---- TRECHO FORNECIDO
Do ponto de vista tático, o problema era insolúvel. O esquema-padrão naquela época era o 4-2-4, com dois volantes e dois pontas no ataque. O Brasil já tinha quatro camisas dez na sua escalação: Pelé (Santos), Gérson (São Paulo), Jairzinho (Botafogo) e Tostão (Cruzeiro). Acrescentar Rivellino  (o dez do Corinthians) à mistura significaria escalar meio time de camisas dez e rezar para que de alguma forma a combinação desse certo.

Zagallo, então, resolveu promover uma revolução tática, que não foi reconhecida à época e, até hoje, não foi inteiramente assimilada pela mídia esportiva. Mantido o goleiro (Félix), Zagallo mudou inteiramente a zaga. Deixou o capitão Carlos Alberto na lateral-direita e tirou o restante. Brito entrou como zagueiro central e Piazza foi recuado da posição de volante para a de quarto-zagueiro. Na lateral-esquerda, o contundido Marco Antônio deu lugar a Everaldo.

Mas foi do meio pra frente que Zagallo realmente chacoalhou o time. O meio seria formado por Clodoaldo e Gérson, o grande cérebro do time. Na frente, um assombro: Rivellino, Tostão, Pelé e Jairzinho. Todos craques, todos no auge da forma. Mas todos, salvo Pelé, jogando fora de posição.
--------
---- DADOS DE ENTRADA
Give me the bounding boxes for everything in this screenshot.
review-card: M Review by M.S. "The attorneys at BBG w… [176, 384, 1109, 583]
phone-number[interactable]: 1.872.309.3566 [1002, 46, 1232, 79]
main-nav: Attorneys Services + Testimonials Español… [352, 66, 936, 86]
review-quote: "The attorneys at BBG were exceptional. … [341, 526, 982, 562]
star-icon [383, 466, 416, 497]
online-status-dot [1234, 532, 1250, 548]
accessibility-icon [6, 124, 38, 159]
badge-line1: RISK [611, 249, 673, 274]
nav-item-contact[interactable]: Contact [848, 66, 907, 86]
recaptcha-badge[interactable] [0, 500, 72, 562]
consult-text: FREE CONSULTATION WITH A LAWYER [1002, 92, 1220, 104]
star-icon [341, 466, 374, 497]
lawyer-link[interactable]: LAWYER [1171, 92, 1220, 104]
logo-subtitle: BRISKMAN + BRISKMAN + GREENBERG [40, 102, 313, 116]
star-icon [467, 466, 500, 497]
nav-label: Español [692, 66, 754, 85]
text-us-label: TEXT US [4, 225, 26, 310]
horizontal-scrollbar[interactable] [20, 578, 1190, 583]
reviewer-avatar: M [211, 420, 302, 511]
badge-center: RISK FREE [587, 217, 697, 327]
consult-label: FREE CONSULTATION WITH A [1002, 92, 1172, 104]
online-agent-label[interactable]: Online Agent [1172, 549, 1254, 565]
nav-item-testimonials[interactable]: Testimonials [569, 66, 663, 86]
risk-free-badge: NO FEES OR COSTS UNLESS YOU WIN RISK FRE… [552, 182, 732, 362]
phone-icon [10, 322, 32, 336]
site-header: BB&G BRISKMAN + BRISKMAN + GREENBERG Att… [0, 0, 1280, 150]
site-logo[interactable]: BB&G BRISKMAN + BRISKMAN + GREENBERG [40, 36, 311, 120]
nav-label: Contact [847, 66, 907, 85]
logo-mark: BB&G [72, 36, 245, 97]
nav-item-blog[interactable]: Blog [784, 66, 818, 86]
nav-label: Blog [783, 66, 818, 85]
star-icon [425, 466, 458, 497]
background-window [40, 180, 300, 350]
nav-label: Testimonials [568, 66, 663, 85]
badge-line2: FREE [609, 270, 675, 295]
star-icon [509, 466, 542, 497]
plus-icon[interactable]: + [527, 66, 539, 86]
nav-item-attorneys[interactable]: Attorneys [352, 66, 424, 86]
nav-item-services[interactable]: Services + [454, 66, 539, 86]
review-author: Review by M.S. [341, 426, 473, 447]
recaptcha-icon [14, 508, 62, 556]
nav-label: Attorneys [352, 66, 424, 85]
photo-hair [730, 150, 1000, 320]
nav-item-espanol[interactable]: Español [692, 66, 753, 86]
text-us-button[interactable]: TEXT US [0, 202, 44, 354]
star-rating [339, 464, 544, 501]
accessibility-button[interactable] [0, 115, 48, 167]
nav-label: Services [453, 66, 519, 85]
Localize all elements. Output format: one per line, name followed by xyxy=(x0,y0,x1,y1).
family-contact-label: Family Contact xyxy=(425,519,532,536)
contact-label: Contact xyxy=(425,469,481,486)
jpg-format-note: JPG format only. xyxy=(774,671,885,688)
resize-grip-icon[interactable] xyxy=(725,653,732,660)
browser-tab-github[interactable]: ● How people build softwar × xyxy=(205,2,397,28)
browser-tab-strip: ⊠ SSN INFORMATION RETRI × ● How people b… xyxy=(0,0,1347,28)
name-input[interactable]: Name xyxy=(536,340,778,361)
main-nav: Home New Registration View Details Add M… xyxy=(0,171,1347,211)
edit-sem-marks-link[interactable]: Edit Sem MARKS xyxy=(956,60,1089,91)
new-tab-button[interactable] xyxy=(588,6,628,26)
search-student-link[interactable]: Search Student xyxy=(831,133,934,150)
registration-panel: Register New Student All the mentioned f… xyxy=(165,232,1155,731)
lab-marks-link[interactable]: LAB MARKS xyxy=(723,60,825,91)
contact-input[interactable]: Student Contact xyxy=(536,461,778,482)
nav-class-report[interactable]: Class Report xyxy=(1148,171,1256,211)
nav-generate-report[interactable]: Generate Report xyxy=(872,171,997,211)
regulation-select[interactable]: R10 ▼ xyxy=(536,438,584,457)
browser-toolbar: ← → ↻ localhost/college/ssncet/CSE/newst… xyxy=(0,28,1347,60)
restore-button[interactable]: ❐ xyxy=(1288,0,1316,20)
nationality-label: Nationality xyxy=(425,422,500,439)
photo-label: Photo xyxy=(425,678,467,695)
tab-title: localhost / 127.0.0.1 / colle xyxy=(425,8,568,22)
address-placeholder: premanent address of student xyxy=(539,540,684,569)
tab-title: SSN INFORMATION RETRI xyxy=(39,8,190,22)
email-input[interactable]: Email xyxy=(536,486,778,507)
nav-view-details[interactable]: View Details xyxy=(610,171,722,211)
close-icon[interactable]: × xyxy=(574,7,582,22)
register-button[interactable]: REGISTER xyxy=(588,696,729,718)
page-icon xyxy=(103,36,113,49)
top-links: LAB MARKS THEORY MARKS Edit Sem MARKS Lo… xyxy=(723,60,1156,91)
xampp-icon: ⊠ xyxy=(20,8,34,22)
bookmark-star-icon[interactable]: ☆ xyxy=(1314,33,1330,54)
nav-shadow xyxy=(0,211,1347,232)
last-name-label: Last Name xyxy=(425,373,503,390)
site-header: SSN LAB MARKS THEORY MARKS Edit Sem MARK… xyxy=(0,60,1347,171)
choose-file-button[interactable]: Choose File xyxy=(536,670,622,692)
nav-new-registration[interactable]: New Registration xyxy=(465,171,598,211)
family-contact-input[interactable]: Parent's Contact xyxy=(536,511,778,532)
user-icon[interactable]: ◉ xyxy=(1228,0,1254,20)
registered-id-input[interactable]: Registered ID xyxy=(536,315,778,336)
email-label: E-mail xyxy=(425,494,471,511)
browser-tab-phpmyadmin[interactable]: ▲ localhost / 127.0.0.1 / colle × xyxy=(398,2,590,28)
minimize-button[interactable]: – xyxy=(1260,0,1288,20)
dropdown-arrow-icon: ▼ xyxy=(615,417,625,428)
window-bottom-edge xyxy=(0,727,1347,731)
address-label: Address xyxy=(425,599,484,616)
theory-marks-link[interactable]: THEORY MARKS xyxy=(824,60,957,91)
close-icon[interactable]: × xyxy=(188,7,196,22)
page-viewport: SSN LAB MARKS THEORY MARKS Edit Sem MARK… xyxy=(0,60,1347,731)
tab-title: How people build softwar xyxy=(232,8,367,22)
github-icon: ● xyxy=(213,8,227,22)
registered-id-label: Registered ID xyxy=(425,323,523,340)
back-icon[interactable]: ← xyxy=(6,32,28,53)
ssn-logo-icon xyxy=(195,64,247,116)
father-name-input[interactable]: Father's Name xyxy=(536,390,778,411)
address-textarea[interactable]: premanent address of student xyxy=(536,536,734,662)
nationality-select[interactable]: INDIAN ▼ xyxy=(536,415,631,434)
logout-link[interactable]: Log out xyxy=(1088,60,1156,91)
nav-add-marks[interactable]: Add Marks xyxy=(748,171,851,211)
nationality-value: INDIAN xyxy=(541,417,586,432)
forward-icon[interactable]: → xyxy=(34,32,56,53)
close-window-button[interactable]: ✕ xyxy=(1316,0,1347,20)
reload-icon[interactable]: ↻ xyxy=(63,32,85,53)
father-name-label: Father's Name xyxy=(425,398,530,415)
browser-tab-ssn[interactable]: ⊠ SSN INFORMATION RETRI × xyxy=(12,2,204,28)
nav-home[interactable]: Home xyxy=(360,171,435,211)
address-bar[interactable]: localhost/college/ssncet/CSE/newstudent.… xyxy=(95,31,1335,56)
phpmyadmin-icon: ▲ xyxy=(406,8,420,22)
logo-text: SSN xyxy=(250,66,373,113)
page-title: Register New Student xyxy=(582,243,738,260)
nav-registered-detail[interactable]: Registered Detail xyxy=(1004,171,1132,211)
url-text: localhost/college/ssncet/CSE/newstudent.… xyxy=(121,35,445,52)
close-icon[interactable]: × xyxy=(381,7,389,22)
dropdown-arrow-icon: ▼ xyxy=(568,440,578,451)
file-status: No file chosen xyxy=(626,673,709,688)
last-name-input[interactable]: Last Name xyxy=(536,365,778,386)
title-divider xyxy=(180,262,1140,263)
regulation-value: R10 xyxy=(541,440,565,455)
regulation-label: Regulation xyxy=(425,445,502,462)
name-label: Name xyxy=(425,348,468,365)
--------
# USANDO AS INFORMAÇÕES:
**1.** Indique se cada afirmação concorda com o trecho sobre o time de Zagallo, respondendo sim ou não e citando literalmente as palavras do trecho que decidem: (a) O esquema-padrão da época era o 4-2-4. (b) Piazza foi recuado para a lateral-esquerda. (c) Pelé também jogava fora de posição.
**2.** Por favor, reescreva em forma de lista o parágrafo do trecho que começa com "Zagallo, então, resolveu", mantendo seus fatos principais.

# RESPOSTAS DO EXERCÍCIO:
**1.**
(a) Sim: "O esquema-padrão naquela época era o 4-2-4".
(b) Não: "Piazza foi recuado da posição de volante para a de quarto-zagueiro".
(c) Não: "Mas todos, salvo Pelé, jogando fora de posição."

**2.**
- Zagallo promoveu uma revolução tática, não reconhecida à época e até hoje não inteiramente assimilada pela mídia esportiva.
- O goleiro Félix foi mantido.
- A zaga foi inteiramente mudada.
- O capitão Carlos Alberto ficou na lateral-direita, e o restante da zaga saiu.
- Brito entrou como zagueiro central.
- Piazza foi recuado de volante para quarto-zagueiro.
- Na lateral-esquerda, Everaldo substituiu o contundido Marco Antônio.